TASK DETAILS: Find each line with the word "Medication" and copy it.

Begin

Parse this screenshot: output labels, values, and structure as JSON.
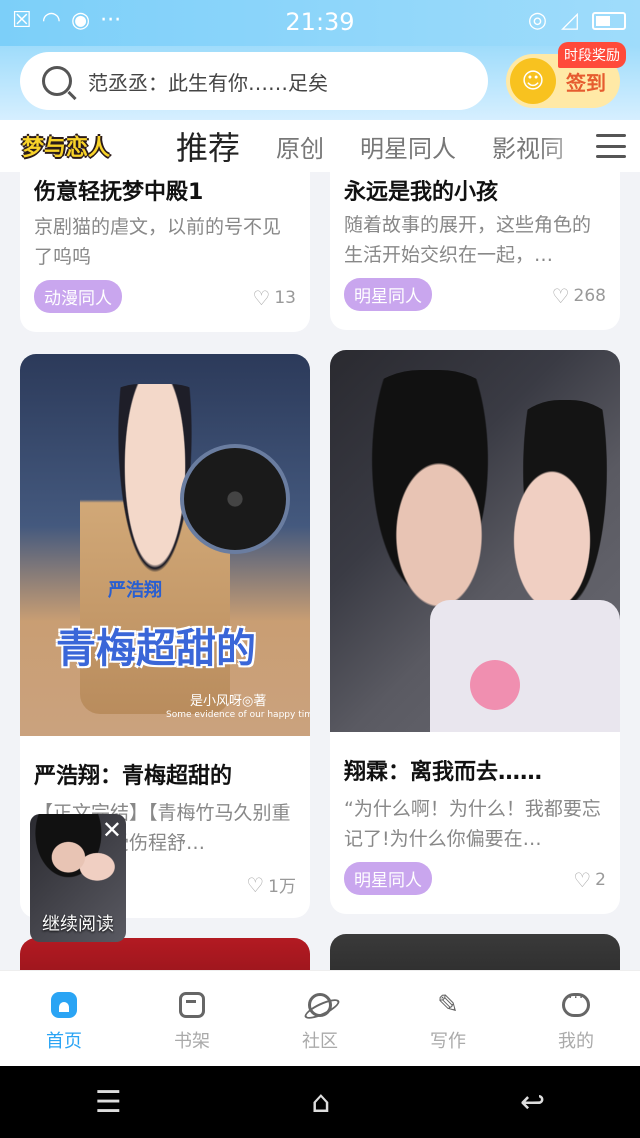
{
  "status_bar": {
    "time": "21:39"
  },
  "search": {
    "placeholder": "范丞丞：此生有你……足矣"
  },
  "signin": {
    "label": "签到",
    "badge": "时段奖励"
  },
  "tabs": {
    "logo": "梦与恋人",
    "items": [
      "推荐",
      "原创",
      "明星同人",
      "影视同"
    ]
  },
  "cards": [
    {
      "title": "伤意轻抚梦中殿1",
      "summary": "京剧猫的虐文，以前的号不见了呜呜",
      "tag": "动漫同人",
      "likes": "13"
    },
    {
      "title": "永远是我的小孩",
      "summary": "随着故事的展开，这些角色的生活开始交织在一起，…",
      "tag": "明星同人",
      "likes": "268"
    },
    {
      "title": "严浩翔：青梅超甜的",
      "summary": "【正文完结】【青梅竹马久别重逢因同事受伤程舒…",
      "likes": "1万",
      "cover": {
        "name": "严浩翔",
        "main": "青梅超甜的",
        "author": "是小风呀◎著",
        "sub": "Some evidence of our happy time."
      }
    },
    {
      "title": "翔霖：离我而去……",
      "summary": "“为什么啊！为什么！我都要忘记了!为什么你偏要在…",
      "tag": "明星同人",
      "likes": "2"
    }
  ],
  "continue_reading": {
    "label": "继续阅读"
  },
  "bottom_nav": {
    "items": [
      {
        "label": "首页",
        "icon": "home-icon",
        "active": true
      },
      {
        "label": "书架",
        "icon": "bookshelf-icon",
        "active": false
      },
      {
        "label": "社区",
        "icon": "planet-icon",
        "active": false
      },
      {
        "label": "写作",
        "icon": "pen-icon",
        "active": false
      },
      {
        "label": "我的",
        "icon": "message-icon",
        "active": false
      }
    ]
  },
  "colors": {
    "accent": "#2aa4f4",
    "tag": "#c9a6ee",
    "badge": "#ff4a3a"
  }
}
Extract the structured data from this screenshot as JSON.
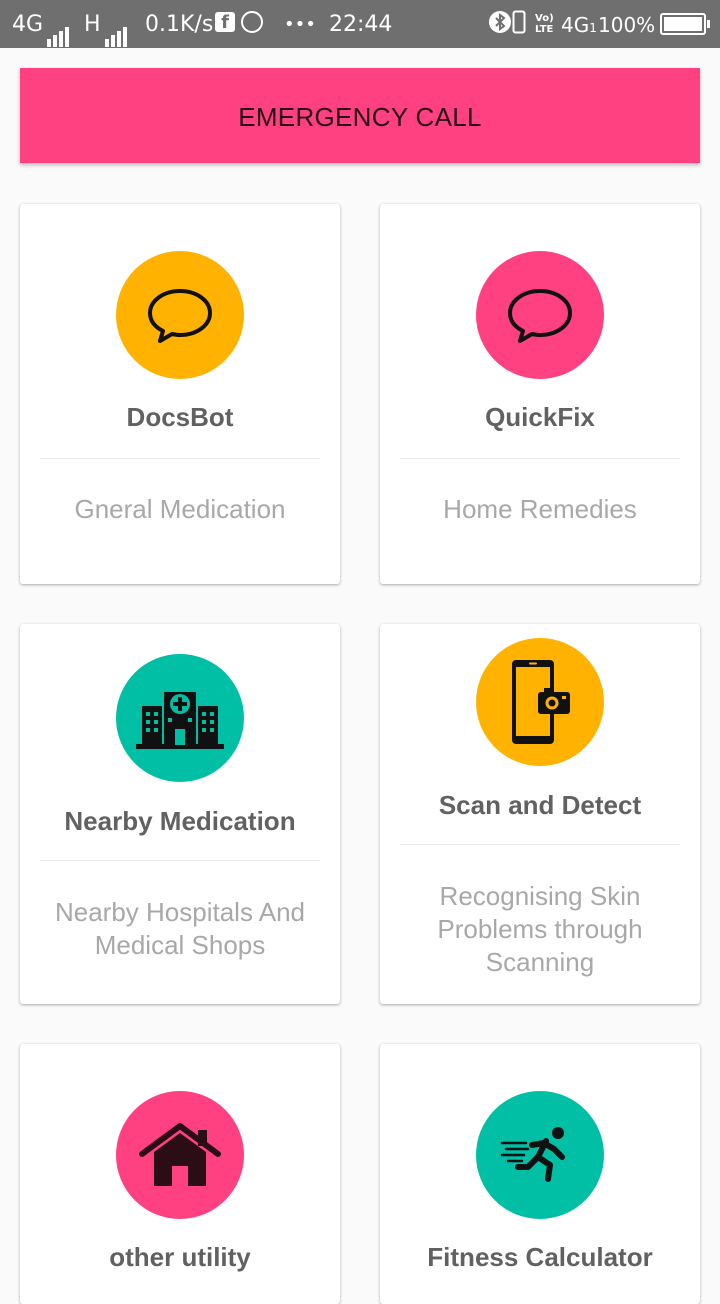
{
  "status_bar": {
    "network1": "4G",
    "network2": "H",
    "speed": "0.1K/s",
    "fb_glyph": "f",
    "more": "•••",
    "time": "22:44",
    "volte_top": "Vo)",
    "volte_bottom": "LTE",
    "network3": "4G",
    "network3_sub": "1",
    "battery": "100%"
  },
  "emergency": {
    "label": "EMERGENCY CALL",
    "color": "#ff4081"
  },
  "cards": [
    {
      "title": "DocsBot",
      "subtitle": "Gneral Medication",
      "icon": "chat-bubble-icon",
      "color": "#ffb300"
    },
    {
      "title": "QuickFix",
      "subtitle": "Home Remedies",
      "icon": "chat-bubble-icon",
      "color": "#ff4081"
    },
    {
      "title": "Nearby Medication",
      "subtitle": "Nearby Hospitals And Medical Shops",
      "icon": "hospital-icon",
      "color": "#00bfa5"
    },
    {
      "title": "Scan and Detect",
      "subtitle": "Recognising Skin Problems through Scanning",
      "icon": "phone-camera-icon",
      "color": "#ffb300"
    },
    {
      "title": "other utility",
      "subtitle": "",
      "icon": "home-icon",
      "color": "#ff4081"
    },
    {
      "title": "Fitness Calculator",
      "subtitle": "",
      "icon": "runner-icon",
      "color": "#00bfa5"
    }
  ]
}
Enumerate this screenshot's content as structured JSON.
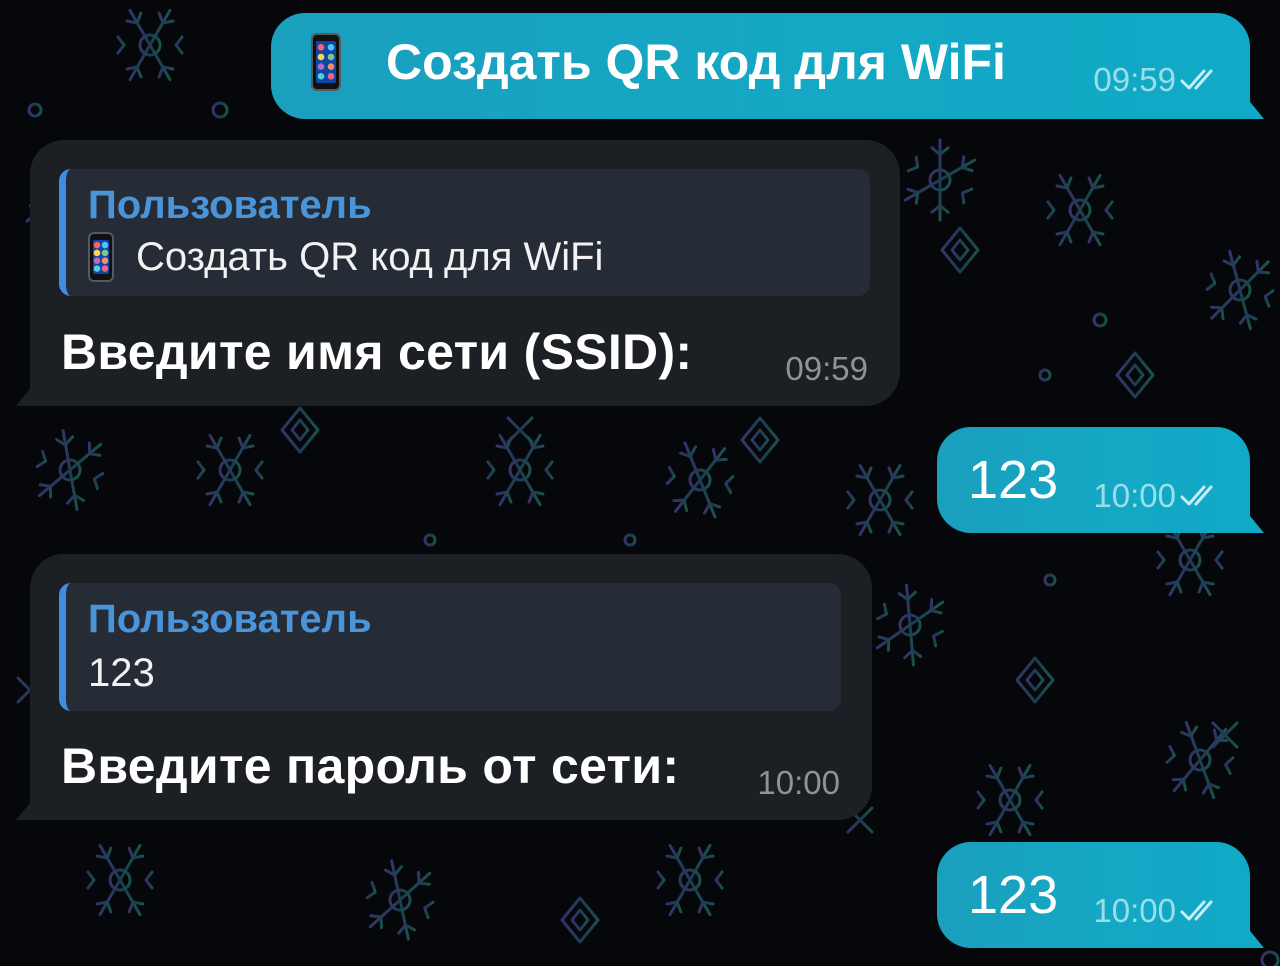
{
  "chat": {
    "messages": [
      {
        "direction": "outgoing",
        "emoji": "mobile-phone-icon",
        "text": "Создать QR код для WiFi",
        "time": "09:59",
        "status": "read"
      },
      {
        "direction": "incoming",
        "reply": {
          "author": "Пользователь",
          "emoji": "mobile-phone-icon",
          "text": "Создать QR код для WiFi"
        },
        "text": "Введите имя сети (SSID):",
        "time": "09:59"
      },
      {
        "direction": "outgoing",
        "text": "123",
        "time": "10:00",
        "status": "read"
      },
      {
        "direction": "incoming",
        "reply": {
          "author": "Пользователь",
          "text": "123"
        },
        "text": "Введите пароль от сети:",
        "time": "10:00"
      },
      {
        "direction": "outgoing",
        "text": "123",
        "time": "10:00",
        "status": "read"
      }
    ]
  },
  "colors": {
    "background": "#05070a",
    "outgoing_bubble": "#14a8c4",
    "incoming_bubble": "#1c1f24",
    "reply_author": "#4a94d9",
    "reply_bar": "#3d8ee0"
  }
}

End

SOLVED PROBLEM:
      "subtitle": "Gneral Medication",
      "title": "Nearby Medication",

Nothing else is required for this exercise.